## TASK PROMPT
Report how many lines below contain the word "name", and give only that number.

## DATA SHOWN
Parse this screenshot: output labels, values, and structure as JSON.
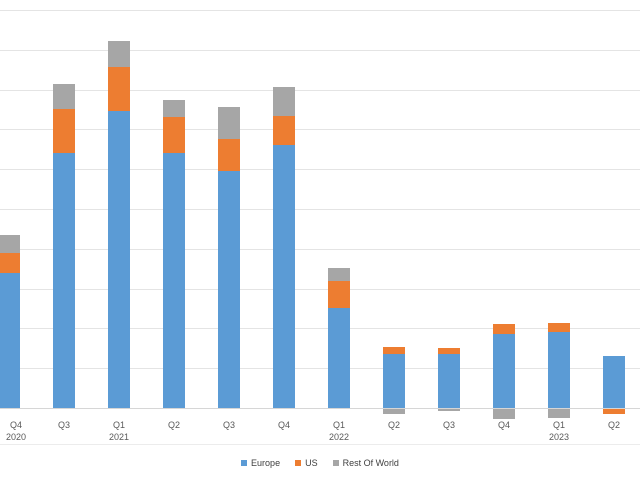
{
  "chart_data": {
    "type": "bar",
    "stacked": true,
    "title": "",
    "categories": [
      "Q4 2020",
      "Q3",
      "Q1 2021",
      "Q2",
      "Q3",
      "Q4",
      "Q1 2022",
      "Q2",
      "Q3",
      "Q4",
      "Q1 2023",
      "Q2"
    ],
    "series": [
      {
        "name": "Europe",
        "color": "#5B9BD5",
        "values": [
          3.4,
          6.4,
          7.45,
          6.4,
          5.95,
          6.6,
          2.5,
          1.35,
          1.35,
          1.85,
          1.9,
          1.3
        ]
      },
      {
        "name": "US",
        "color": "#ED7D31",
        "values": [
          0.5,
          1.1,
          1.1,
          0.9,
          0.8,
          0.73,
          0.68,
          0.18,
          0.15,
          0.25,
          0.23,
          -0.13
        ]
      },
      {
        "name": "Rest Of World",
        "color": "#A6A6A6",
        "values": [
          0.45,
          0.63,
          0.65,
          0.43,
          0.8,
          0.73,
          0.33,
          -0.13,
          -0.05,
          -0.25,
          -0.23,
          0
        ]
      }
    ],
    "ylim": [
      -0.5,
      10.25
    ],
    "gridline_interval": 1,
    "grid": true,
    "y_axis_labels_visible": false,
    "legend_position": "bottom-center"
  },
  "x_axis": {
    "labels": [
      {
        "quarter": "Q4",
        "year": "2020"
      },
      {
        "quarter": "Q3",
        "year": ""
      },
      {
        "quarter": "Q1",
        "year": "2021"
      },
      {
        "quarter": "Q2",
        "year": ""
      },
      {
        "quarter": "Q3",
        "year": ""
      },
      {
        "quarter": "Q4",
        "year": ""
      },
      {
        "quarter": "Q1",
        "year": "2022"
      },
      {
        "quarter": "Q2",
        "year": ""
      },
      {
        "quarter": "Q3",
        "year": ""
      },
      {
        "quarter": "Q4",
        "year": ""
      },
      {
        "quarter": "Q1",
        "year": "2023"
      },
      {
        "quarter": "Q2",
        "year": ""
      }
    ]
  },
  "colors": {
    "background": "#FFFFFF",
    "gridline": "#E4E4E4",
    "axis_line": "#D6D6D6",
    "divider_line": "#ECECEC",
    "label_text": "#595959"
  }
}
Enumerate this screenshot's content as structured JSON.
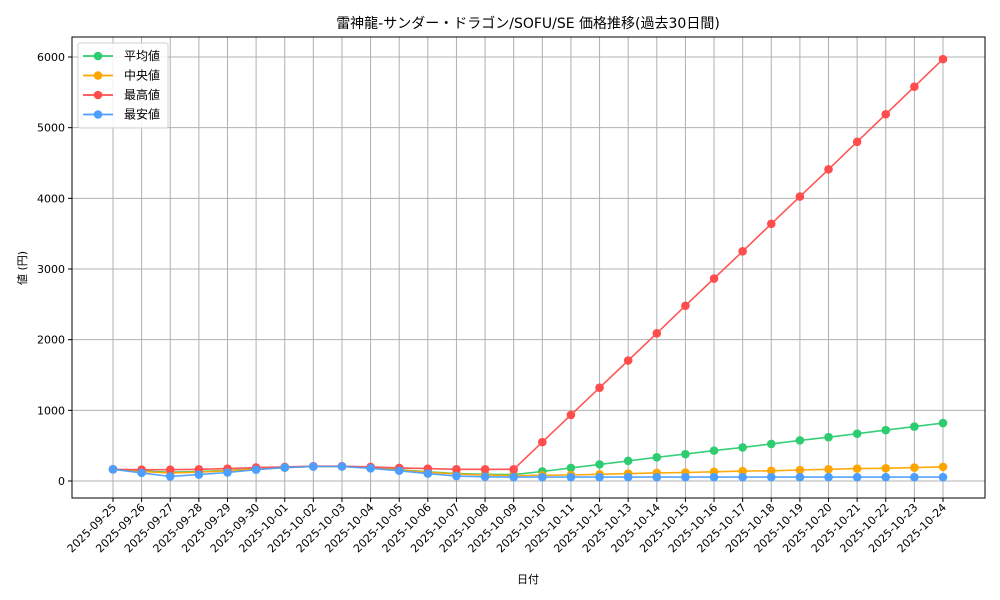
{
  "chart_data": {
    "type": "line",
    "title": "雷神龍-サンダー・ドラゴン/SOFU/SE 価格推移(過去30日間)",
    "xlabel": "日付",
    "ylabel": "値 (円)",
    "ylim": [
      -250,
      6260
    ],
    "yticks": [
      0,
      1000,
      2000,
      3000,
      4000,
      5000,
      6000
    ],
    "grid": true,
    "legend_position": "upper left",
    "categories": [
      "2025-09-25",
      "2025-09-26",
      "2025-09-27",
      "2025-09-28",
      "2025-09-29",
      "2025-09-30",
      "2025-10-01",
      "2025-10-02",
      "2025-10-03",
      "2025-10-04",
      "2025-10-05",
      "2025-10-06",
      "2025-10-07",
      "2025-10-08",
      "2025-10-09",
      "2025-10-10",
      "2025-10-11",
      "2025-10-12",
      "2025-10-13",
      "2025-10-14",
      "2025-10-15",
      "2025-10-16",
      "2025-10-17",
      "2025-10-18",
      "2025-10-19",
      "2025-10-20",
      "2025-10-21",
      "2025-10-22",
      "2025-10-23",
      "2025-10-24"
    ],
    "series": [
      {
        "name": "平均値",
        "color": "#2ecc71",
        "values": [
          165,
          140,
          125,
          135,
          150,
          170,
          190,
          205,
          205,
          185,
          160,
          130,
          105,
          95,
          90,
          135,
          185,
          235,
          285,
          335,
          380,
          430,
          475,
          525,
          575,
          620,
          670,
          720,
          770,
          820
        ]
      },
      {
        "name": "中央値",
        "color": "#ffa500",
        "values": [
          165,
          135,
          115,
          125,
          145,
          165,
          190,
          205,
          205,
          185,
          155,
          125,
          100,
          85,
          75,
          80,
          85,
          95,
          105,
          115,
          120,
          130,
          140,
          145,
          155,
          165,
          175,
          180,
          190,
          200
        ]
      },
      {
        "name": "最高値",
        "color": "#ff4d4d",
        "values": [
          165,
          160,
          160,
          165,
          175,
          190,
          200,
          210,
          210,
          200,
          185,
          175,
          165,
          165,
          165,
          550,
          935,
          1320,
          1705,
          2090,
          2480,
          2865,
          3250,
          3640,
          4025,
          4410,
          4800,
          5190,
          5580,
          5970
        ]
      },
      {
        "name": "最安値",
        "color": "#4d9fff",
        "values": [
          165,
          115,
          65,
          90,
          120,
          160,
          190,
          205,
          205,
          180,
          145,
          105,
          70,
          60,
          55,
          55,
          55,
          55,
          55,
          55,
          55,
          55,
          55,
          55,
          55,
          55,
          55,
          55,
          55,
          55
        ]
      }
    ]
  }
}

## SOLUTION TO THIS EXERCISE
7